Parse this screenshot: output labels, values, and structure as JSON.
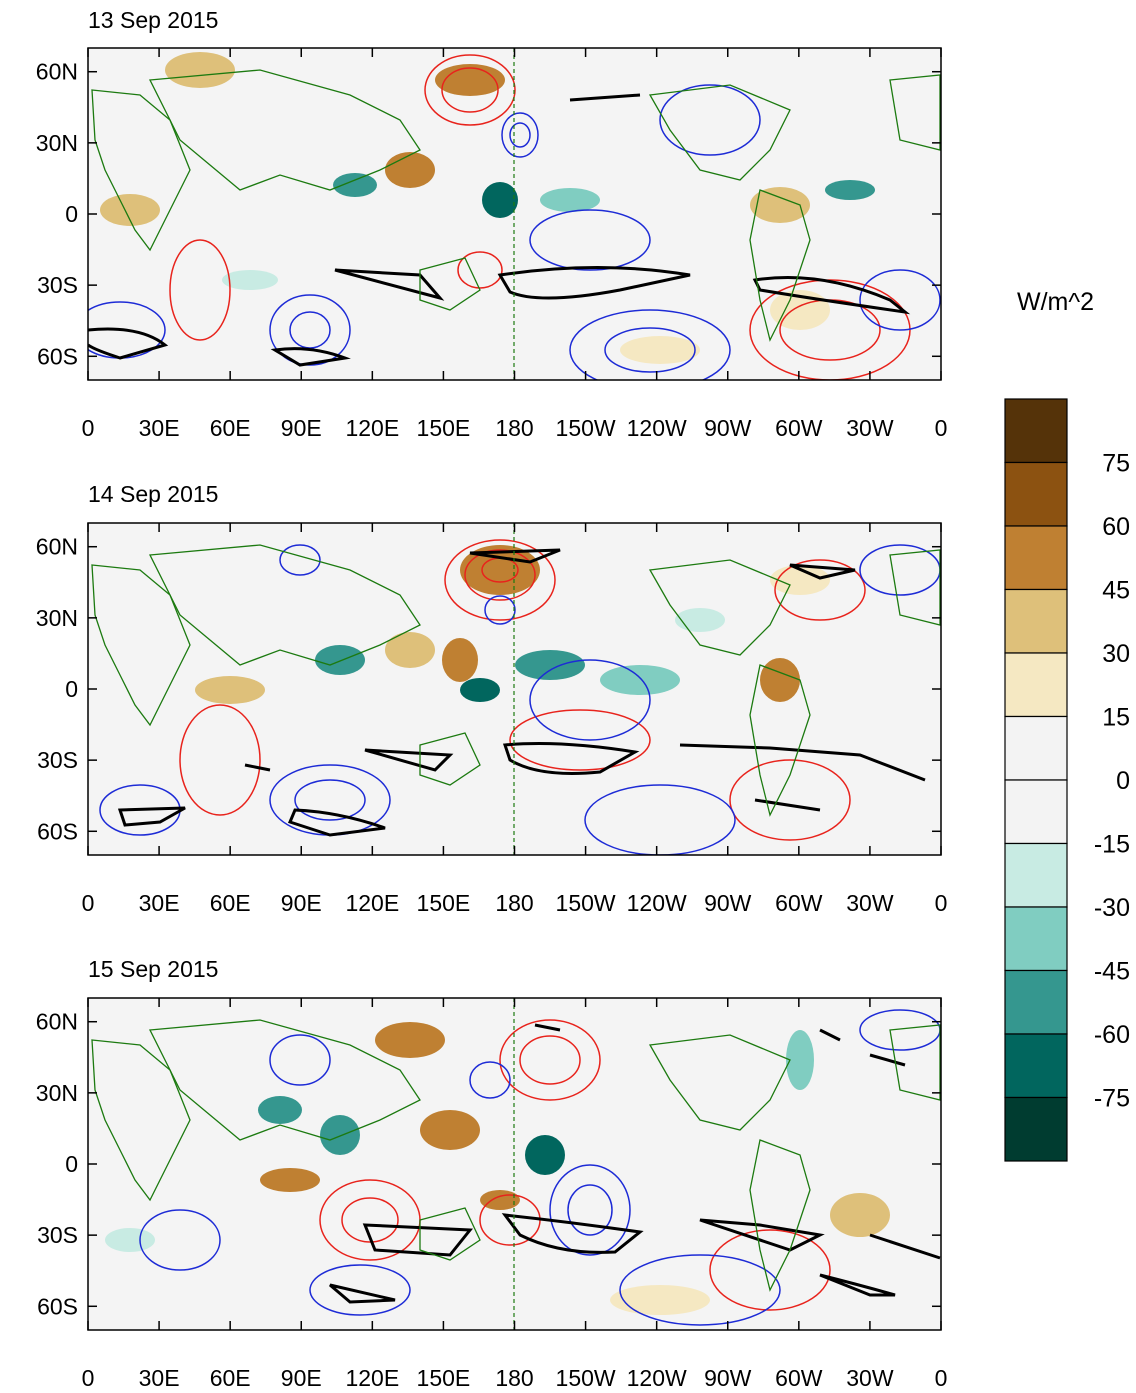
{
  "panels": [
    {
      "title": "13 Sep 2015"
    },
    {
      "title": "14 Sep 2015"
    },
    {
      "title": "15 Sep 2015"
    }
  ],
  "axes": {
    "lat_labels": [
      "60N",
      "30N",
      "0",
      "30S",
      "60S"
    ],
    "lat_values": [
      60,
      30,
      0,
      -30,
      -60
    ],
    "lon_labels": [
      "0",
      "30E",
      "60E",
      "90E",
      "120E",
      "150E",
      "180",
      "150W",
      "120W",
      "90W",
      "60W",
      "30W",
      "0"
    ],
    "lon_values": [
      0,
      30,
      60,
      90,
      120,
      150,
      180,
      210,
      240,
      270,
      300,
      330,
      360
    ],
    "lat_range": [
      -70,
      70
    ],
    "lon_range": [
      0,
      360
    ]
  },
  "colorbar": {
    "unit_label": "W/m^2",
    "tick_labels": [
      "75",
      "60",
      "45",
      "30",
      "15",
      "0",
      "-15",
      "-30",
      "-45",
      "-60",
      "-75"
    ],
    "colors": [
      "#553309",
      "#8c5211",
      "#bf8032",
      "#dec07a",
      "#f5e8c2",
      "#f3f3f3",
      "#f3f3f3",
      "#c8ebe3",
      "#80cdc1",
      "#35978f",
      "#01665e",
      "#003c30"
    ]
  },
  "styles": {
    "positive_contour": "#e8231c",
    "negative_contour": "#1d2bd6",
    "coastline": "#1c7a10",
    "outline": "#000000"
  }
}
-*-*-
Exercise goal
Give all the entries again exactly, dropping each picture.

Result
Parse this screenshot: output labels, values, and structure as JSON.
{
  "panels": [
    {
      "title": "13 Sep 2015"
    },
    {
      "title": "14 Sep 2015"
    },
    {
      "title": "15 Sep 2015"
    }
  ],
  "axes": {
    "lat_labels": [
      "60N",
      "30N",
      "0",
      "30S",
      "60S"
    ],
    "lat_values": [
      60,
      30,
      0,
      -30,
      -60
    ],
    "lon_labels": [
      "0",
      "30E",
      "60E",
      "90E",
      "120E",
      "150E",
      "180",
      "150W",
      "120W",
      "90W",
      "60W",
      "30W",
      "0"
    ],
    "lon_values": [
      0,
      30,
      60,
      90,
      120,
      150,
      180,
      210,
      240,
      270,
      300,
      330,
      360
    ],
    "lat_range": [
      -70,
      70
    ],
    "lon_range": [
      0,
      360
    ]
  },
  "colorbar": {
    "unit_label": "W/m^2",
    "tick_labels": [
      "75",
      "60",
      "45",
      "30",
      "15",
      "0",
      "-15",
      "-30",
      "-45",
      "-60",
      "-75"
    ],
    "colors": [
      "#553309",
      "#8c5211",
      "#bf8032",
      "#dec07a",
      "#f5e8c2",
      "#f3f3f3",
      "#f3f3f3",
      "#c8ebe3",
      "#80cdc1",
      "#35978f",
      "#01665e",
      "#003c30"
    ]
  },
  "styles": {
    "positive_contour": "#e8231c",
    "negative_contour": "#1d2bd6",
    "coastline": "#1c7a10",
    "outline": "#000000"
  }
}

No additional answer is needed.